■ Extracted records:
------------------------------------------------------------

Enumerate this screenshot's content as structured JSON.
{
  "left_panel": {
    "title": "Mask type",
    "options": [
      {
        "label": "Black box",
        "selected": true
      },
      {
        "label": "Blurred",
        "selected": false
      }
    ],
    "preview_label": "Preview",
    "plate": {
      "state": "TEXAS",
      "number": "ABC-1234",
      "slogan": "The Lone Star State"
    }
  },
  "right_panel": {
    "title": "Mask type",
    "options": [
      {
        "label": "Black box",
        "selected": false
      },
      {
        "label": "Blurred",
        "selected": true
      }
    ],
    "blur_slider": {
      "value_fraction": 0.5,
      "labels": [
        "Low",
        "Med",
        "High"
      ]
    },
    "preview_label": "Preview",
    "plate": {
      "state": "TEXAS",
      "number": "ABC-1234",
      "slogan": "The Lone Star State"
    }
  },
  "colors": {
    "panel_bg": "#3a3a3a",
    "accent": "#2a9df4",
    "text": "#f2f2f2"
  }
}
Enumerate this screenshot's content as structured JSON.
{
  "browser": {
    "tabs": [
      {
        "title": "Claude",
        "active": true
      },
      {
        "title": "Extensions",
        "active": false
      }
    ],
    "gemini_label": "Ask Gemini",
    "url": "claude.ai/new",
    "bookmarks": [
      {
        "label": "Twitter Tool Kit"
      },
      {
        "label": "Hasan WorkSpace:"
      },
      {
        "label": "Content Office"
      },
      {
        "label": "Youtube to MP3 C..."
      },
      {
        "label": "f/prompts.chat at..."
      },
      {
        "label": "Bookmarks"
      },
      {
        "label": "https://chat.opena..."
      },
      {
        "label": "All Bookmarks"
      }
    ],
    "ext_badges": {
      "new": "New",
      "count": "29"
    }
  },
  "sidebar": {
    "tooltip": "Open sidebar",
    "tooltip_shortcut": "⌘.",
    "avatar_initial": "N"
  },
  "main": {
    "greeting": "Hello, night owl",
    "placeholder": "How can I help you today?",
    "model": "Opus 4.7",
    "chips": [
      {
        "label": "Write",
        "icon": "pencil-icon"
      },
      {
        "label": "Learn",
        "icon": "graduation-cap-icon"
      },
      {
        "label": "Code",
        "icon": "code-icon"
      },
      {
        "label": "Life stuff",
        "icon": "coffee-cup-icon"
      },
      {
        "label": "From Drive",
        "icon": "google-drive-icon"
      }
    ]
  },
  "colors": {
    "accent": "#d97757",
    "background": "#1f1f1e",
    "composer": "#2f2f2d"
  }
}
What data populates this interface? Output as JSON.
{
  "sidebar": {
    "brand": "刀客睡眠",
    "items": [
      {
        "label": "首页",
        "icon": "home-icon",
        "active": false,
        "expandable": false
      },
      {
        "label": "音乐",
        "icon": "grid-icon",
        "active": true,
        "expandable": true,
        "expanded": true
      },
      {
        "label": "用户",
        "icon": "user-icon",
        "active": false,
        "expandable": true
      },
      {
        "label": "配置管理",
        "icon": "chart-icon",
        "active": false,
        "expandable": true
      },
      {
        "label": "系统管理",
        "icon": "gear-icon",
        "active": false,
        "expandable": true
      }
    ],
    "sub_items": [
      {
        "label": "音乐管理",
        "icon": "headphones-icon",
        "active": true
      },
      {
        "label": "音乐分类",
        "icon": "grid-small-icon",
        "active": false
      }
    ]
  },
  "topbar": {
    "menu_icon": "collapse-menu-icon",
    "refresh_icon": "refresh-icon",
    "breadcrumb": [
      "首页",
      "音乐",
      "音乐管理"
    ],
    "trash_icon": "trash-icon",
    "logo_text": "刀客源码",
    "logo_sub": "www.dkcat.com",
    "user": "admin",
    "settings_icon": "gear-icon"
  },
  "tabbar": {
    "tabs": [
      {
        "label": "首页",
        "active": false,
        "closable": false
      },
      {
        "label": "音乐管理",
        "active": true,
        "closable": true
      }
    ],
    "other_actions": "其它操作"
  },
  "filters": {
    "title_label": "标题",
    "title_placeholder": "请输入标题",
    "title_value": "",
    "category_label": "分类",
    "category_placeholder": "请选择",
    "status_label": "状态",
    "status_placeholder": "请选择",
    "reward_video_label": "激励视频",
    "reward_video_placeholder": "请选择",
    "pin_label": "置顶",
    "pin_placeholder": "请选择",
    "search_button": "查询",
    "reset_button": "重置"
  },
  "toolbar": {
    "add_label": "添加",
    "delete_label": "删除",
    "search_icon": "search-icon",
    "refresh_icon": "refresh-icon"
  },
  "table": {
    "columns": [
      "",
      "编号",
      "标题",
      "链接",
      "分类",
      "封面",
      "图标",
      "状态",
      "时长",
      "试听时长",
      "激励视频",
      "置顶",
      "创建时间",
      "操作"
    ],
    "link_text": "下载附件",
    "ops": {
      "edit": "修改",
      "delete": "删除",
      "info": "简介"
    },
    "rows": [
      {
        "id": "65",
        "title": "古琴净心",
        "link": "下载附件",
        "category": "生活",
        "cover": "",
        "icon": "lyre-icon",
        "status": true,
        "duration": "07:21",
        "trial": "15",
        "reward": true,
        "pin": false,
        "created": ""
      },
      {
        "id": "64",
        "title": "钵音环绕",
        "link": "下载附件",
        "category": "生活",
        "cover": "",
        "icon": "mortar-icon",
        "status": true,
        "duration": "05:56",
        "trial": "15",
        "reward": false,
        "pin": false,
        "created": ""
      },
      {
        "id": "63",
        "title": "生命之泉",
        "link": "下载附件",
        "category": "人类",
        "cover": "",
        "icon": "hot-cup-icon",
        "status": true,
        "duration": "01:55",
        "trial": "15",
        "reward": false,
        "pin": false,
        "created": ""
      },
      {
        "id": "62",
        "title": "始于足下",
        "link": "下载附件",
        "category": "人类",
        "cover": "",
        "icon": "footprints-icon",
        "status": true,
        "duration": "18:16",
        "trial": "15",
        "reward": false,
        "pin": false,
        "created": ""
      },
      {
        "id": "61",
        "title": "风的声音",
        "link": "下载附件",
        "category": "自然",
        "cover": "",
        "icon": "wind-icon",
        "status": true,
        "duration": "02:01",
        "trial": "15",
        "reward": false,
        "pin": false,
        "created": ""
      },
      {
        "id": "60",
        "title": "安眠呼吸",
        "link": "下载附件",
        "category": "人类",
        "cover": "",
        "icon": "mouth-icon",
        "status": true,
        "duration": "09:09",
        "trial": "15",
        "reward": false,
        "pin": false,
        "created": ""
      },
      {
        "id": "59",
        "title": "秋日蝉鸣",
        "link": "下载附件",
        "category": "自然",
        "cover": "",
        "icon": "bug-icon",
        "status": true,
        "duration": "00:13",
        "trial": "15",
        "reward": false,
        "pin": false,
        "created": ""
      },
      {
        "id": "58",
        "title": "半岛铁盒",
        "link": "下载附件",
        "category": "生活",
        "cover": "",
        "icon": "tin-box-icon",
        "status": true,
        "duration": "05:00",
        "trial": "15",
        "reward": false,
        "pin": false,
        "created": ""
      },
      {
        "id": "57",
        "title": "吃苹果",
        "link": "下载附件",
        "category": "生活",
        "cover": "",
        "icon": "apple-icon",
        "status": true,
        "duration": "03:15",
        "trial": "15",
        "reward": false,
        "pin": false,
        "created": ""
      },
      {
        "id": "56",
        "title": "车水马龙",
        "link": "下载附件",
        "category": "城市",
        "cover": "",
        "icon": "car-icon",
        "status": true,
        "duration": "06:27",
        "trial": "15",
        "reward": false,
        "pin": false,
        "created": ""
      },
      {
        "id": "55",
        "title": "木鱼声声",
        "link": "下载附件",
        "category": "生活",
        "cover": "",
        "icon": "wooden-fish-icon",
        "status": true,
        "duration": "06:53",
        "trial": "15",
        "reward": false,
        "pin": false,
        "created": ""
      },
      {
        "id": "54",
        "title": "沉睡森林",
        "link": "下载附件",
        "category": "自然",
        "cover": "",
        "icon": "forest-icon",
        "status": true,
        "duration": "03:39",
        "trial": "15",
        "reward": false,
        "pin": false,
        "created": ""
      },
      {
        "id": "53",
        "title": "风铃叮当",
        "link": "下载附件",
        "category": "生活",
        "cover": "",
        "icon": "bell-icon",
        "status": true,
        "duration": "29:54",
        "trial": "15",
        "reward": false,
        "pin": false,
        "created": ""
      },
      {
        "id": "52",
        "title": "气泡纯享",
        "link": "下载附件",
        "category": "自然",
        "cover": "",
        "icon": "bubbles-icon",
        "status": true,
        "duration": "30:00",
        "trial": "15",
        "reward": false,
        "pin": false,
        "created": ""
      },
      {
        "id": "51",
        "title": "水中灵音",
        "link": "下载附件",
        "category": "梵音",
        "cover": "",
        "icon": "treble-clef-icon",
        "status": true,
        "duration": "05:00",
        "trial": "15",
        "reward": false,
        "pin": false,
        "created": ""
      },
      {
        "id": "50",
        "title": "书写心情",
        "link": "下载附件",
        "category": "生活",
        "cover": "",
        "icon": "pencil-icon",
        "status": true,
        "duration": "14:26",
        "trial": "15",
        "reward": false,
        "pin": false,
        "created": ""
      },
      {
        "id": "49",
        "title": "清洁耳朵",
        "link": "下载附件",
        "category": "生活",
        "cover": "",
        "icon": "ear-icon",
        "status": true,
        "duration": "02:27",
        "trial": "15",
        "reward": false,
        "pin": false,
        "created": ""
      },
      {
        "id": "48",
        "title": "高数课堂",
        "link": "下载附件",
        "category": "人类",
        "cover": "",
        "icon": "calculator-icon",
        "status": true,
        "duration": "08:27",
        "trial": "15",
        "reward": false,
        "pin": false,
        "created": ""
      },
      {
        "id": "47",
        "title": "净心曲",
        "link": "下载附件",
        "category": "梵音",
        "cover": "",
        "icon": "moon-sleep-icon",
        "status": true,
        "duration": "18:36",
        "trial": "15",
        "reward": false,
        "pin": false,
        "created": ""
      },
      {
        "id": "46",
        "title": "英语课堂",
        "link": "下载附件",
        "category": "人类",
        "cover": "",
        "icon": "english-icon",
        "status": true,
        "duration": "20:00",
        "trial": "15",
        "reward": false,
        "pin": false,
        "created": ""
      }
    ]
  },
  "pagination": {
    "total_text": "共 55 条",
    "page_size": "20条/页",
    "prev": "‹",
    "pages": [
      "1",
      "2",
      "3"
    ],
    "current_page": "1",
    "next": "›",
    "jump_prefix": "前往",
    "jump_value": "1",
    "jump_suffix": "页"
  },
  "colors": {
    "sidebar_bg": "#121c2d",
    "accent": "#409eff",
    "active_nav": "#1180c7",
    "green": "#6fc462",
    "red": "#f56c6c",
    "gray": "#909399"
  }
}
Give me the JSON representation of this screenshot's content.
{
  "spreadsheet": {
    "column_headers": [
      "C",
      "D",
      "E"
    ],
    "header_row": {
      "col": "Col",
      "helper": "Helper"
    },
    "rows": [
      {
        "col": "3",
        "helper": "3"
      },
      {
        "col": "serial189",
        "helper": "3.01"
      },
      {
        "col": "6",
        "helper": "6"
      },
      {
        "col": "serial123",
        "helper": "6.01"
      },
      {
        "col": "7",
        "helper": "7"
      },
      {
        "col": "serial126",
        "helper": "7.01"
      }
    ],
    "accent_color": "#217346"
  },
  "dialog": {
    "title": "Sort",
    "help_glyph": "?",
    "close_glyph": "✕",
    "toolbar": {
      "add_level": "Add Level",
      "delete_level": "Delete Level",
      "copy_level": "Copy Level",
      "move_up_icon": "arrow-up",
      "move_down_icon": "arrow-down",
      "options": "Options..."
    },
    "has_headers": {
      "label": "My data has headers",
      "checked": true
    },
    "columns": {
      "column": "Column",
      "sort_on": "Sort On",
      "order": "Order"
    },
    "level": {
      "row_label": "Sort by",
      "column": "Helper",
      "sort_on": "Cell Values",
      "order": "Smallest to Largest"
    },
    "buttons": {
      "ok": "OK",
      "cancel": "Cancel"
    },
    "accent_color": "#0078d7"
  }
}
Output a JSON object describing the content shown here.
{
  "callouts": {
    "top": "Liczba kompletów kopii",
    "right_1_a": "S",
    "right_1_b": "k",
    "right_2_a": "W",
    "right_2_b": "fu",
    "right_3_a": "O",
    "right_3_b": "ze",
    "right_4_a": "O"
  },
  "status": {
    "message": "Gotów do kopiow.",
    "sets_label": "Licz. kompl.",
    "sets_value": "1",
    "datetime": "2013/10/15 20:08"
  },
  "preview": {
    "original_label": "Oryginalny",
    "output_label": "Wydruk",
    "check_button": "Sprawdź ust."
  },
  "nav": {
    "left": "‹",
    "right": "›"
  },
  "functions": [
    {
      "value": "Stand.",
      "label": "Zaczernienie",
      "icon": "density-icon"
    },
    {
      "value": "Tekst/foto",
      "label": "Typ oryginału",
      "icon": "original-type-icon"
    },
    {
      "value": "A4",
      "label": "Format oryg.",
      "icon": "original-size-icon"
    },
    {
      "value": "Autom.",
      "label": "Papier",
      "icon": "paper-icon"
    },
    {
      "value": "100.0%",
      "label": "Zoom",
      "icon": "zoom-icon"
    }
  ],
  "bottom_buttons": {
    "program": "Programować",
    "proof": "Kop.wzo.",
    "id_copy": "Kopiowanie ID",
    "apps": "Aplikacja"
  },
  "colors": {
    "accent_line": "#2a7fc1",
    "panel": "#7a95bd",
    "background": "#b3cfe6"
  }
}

------------------------------------------------------------

Write the lines out verbatim, from the one with "Output a JSON" through the last line of the entries, and stop there.

Output a JSON object describing the content shown here.
{
  "callouts": {
    "top": "Liczba kompletów kopii",
    "right_1_a": "S",
    "right_1_b": "k",
    "right_2_a": "W",
    "right_2_b": "fu",
    "right_3_a": "O",
    "right_3_b": "ze",
    "right_4_a": "O"
  },
  "status": {
    "message": "Gotów do kopiow.",
    "sets_label": "Licz. kompl.",
    "sets_value": "1",
    "datetime": "2013/10/15 20:08"
  },
  "preview": {
    "original_label": "Oryginalny",
    "output_label": "Wydruk",
    "check_button": "Sprawdź ust."
  },
  "nav": {
    "left": "‹",
    "right": "›"
  },
  "functions": [
    {
      "value": "Stand.",
      "label": "Zaczernienie",
      "icon": "density-icon"
    },
    {
      "value": "Tekst/foto",
      "label": "Typ oryginału",
      "icon": "original-type-icon"
    },
    {
      "value": "A4",
      "label": "Format oryg.",
      "icon": "original-size-icon"
    },
    {
      "value": "Autom.",
      "label": "Papier",
      "icon": "paper-icon"
    },
    {
      "value": "100.0%",
      "label": "Zoom",
      "icon": "zoom-icon"
    }
  ],
  "bottom_buttons": {
    "program": "Programować",
    "proof": "Kop.wzo.",
    "id_copy": "Kopiowanie ID",
    "apps": "Aplikacja"
  },
  "colors": {
    "accent_line": "#2a7fc1",
    "panel": "#7a95bd",
    "background": "#b3cfe6"
  }
}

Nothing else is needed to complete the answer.